Lines containing the word "Communication" are to be located and copied.

══ Records for the exercise ══

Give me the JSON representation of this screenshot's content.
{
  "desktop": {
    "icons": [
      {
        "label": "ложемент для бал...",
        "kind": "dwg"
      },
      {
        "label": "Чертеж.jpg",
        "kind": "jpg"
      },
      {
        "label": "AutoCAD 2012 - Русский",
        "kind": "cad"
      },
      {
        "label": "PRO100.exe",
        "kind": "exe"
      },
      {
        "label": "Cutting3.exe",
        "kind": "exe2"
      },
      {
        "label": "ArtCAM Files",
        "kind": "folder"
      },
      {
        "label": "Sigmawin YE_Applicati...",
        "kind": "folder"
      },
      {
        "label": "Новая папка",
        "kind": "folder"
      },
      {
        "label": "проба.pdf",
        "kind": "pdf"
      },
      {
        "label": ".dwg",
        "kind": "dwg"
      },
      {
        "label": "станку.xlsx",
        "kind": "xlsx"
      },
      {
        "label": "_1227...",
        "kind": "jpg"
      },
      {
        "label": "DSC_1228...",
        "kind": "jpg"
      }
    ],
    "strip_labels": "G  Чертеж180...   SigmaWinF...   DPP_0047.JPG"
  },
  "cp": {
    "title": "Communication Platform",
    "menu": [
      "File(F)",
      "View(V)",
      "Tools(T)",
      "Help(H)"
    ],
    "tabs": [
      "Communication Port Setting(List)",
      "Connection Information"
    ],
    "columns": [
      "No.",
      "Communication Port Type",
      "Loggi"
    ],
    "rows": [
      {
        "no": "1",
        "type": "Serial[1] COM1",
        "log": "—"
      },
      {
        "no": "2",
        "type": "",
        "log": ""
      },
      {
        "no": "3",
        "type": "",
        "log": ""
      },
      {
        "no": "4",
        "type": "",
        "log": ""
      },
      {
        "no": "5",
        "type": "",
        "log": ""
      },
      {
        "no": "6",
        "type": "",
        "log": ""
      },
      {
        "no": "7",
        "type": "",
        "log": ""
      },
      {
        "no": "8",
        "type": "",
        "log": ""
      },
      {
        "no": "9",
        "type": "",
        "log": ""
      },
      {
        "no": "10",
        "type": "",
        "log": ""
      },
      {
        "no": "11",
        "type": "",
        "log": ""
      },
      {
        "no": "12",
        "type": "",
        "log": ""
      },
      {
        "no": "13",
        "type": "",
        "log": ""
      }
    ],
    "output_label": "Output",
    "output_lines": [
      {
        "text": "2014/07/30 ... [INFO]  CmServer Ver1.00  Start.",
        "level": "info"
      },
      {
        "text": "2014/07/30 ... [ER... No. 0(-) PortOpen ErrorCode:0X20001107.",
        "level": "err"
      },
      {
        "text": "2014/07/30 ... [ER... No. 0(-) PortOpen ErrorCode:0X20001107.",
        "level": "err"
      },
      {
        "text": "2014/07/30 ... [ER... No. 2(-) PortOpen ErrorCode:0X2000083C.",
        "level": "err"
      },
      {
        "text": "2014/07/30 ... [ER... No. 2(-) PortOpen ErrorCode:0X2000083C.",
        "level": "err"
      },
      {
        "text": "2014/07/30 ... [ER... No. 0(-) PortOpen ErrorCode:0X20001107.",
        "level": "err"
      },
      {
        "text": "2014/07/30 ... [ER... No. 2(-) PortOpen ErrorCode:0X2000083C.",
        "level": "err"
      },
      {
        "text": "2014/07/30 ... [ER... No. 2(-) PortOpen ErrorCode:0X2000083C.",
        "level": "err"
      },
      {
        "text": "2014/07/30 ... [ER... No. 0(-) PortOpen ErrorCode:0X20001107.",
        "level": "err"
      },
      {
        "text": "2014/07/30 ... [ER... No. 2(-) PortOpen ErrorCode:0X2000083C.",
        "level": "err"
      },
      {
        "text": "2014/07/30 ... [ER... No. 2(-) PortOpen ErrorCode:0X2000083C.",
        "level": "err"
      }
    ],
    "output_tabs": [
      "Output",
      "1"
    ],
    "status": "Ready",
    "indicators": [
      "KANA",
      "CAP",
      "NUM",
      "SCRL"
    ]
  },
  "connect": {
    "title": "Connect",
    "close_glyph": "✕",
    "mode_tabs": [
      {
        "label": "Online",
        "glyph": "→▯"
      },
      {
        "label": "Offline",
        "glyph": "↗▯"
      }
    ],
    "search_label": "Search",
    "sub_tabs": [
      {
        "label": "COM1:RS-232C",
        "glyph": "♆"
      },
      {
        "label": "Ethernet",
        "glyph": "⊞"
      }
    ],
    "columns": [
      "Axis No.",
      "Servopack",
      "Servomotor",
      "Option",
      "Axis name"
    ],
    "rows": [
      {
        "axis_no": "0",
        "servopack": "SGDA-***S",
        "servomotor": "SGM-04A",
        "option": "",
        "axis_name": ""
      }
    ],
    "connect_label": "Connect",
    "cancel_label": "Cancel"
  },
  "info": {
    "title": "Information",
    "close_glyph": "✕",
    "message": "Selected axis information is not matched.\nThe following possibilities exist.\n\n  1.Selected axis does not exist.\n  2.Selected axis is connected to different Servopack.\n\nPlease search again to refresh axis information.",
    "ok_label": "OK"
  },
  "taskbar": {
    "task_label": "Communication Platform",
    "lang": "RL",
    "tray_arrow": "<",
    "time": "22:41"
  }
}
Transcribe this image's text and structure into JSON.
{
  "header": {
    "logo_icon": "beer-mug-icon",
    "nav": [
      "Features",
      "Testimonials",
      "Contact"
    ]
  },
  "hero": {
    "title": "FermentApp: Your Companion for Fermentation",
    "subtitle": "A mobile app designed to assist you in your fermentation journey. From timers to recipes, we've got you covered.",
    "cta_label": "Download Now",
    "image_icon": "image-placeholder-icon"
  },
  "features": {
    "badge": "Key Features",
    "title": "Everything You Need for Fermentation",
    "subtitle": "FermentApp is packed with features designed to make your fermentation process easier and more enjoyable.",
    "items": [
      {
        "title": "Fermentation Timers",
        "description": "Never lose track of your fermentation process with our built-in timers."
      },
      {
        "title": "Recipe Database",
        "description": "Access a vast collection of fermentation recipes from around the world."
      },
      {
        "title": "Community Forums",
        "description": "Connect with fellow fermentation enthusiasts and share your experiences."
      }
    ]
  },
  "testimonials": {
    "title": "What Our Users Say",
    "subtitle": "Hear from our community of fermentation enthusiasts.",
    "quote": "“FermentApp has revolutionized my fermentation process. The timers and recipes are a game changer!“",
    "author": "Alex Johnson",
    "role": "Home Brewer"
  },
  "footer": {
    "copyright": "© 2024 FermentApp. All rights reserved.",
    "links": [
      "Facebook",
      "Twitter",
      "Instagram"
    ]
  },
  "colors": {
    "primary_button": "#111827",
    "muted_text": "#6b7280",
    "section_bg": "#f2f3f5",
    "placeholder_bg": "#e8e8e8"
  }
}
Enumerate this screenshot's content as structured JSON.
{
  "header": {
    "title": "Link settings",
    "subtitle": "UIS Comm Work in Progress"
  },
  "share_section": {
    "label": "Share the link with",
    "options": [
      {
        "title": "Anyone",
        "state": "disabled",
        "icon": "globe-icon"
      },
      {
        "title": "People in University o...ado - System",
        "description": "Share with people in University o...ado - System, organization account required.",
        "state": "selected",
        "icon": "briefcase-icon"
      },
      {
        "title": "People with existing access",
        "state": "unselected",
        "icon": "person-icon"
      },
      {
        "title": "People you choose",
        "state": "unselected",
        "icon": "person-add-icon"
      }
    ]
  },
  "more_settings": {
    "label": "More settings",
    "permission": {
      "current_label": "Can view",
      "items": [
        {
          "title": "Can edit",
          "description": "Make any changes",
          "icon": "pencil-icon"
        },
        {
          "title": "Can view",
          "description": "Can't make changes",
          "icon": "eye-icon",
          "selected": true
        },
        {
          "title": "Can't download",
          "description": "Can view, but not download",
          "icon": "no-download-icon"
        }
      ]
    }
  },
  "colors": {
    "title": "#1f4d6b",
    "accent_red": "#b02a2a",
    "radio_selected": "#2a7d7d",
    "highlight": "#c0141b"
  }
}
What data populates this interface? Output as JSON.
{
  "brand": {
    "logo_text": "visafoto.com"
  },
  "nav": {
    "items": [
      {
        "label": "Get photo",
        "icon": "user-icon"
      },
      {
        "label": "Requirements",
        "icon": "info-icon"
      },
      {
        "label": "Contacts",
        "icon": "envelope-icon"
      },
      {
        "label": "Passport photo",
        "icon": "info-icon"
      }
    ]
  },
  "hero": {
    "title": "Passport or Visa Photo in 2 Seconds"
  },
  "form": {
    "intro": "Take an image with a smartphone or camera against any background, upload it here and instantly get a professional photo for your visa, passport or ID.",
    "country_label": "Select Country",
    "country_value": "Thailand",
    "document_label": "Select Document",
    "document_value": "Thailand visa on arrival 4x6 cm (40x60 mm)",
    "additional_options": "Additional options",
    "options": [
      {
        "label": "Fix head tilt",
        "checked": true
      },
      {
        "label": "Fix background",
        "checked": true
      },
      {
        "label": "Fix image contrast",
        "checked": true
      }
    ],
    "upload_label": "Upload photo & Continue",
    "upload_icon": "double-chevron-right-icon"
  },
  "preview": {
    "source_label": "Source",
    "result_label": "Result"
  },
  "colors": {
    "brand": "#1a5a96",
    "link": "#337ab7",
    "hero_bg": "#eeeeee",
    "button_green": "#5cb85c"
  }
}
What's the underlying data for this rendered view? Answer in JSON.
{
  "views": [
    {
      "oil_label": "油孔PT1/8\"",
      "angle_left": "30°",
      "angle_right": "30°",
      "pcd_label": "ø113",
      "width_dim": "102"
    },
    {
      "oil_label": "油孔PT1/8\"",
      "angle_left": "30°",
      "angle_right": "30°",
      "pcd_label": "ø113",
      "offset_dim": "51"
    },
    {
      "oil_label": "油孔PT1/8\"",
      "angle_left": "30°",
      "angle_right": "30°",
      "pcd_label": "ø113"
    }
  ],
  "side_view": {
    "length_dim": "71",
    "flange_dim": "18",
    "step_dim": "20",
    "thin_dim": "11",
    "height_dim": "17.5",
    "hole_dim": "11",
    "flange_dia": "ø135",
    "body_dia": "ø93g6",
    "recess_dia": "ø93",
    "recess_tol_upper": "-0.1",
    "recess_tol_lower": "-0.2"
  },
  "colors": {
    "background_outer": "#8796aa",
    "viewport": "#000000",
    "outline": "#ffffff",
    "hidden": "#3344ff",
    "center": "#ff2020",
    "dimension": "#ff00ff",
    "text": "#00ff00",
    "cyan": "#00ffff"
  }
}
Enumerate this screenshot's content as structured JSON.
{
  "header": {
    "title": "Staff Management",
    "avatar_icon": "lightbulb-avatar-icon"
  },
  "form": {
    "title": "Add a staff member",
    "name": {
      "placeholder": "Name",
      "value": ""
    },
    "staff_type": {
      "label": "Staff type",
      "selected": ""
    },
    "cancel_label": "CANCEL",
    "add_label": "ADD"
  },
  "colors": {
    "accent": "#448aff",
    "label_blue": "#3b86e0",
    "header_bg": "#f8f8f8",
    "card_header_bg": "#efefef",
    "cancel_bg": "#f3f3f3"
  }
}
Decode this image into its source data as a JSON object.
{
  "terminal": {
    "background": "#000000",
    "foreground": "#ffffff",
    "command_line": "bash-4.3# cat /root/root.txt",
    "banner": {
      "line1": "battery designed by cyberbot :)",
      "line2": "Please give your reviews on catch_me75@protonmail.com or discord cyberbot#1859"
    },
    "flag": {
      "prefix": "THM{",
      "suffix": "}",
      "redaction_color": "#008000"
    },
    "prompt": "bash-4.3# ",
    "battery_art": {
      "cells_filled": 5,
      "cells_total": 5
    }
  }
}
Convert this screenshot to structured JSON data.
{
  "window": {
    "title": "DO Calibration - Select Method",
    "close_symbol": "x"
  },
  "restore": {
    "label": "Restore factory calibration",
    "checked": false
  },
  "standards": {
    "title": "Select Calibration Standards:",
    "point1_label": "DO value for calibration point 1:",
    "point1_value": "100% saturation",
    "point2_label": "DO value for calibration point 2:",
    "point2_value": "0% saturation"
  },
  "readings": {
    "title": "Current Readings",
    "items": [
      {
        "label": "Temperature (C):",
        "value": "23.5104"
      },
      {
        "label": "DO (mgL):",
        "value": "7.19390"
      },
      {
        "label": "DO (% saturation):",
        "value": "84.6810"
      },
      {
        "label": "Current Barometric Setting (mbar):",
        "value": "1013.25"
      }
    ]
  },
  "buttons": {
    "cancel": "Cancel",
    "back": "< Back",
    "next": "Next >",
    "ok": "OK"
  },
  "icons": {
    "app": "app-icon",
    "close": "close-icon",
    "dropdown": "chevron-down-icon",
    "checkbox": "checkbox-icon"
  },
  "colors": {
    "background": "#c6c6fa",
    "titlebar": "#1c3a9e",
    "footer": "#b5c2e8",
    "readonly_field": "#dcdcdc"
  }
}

═══

Written reply:
    "title": "Communication Platform",
      "Communication Port Setting(List)",
      "Communication Port Type",
    "task_label": "Communication Platform",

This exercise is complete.